**Collected data:**
- - - - -
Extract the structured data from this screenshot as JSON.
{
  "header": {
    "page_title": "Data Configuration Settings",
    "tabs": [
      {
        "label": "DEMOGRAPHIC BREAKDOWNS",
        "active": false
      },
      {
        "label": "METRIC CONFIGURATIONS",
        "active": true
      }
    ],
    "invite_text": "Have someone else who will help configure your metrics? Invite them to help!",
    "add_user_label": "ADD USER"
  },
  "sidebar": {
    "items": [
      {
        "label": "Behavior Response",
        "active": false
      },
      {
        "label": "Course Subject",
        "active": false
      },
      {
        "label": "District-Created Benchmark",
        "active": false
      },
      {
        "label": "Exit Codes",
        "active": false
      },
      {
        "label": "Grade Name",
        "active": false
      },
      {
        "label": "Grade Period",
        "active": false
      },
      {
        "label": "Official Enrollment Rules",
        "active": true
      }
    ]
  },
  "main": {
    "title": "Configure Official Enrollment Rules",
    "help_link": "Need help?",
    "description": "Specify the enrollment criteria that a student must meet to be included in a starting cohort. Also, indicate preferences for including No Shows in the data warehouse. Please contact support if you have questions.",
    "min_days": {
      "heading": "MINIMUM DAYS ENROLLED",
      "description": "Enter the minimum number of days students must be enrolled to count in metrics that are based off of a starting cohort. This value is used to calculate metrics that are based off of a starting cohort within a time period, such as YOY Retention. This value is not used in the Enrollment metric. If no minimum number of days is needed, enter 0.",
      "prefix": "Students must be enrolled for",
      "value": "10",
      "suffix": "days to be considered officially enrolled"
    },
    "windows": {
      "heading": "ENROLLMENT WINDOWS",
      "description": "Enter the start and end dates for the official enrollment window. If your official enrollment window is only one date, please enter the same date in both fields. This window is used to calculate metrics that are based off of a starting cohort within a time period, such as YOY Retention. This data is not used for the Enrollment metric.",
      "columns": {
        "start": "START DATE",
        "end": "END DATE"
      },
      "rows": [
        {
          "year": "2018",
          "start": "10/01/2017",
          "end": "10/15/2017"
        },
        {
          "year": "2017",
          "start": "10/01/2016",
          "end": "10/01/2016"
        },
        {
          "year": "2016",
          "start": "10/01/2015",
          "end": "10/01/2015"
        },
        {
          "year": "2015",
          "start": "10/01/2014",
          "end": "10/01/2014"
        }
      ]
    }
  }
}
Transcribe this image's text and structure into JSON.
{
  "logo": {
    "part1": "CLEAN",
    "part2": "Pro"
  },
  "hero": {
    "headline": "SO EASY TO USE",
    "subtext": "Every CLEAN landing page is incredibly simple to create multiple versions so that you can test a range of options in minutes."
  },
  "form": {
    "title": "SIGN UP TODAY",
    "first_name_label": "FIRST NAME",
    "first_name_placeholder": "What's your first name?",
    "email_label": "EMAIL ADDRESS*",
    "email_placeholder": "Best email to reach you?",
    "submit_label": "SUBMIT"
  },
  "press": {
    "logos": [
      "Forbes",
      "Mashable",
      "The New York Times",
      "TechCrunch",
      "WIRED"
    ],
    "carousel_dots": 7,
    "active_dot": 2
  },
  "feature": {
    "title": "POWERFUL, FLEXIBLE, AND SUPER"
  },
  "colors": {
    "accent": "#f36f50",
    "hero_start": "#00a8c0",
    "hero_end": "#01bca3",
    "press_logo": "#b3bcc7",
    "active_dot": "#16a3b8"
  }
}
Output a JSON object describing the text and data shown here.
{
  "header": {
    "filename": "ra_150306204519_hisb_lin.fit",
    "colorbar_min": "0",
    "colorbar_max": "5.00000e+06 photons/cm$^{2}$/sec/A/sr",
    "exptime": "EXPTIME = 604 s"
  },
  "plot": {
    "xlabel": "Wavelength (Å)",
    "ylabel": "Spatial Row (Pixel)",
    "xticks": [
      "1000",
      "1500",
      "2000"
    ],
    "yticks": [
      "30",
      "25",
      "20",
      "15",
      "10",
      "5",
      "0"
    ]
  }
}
- - - - -
Read the entries and show each line that mentions "value".

**Answer to this problem:**
      "description": "Enter the minimum number of days students must be enrolled to count in metrics that are based off of a starting cohort. This value is used to calculate metrics that are based off of a starting cohort within a time period, such as YOY Retention. This value is not used in the Enrollment metric. If no minimum number of days is needed, enter 0.",
      "value": "10",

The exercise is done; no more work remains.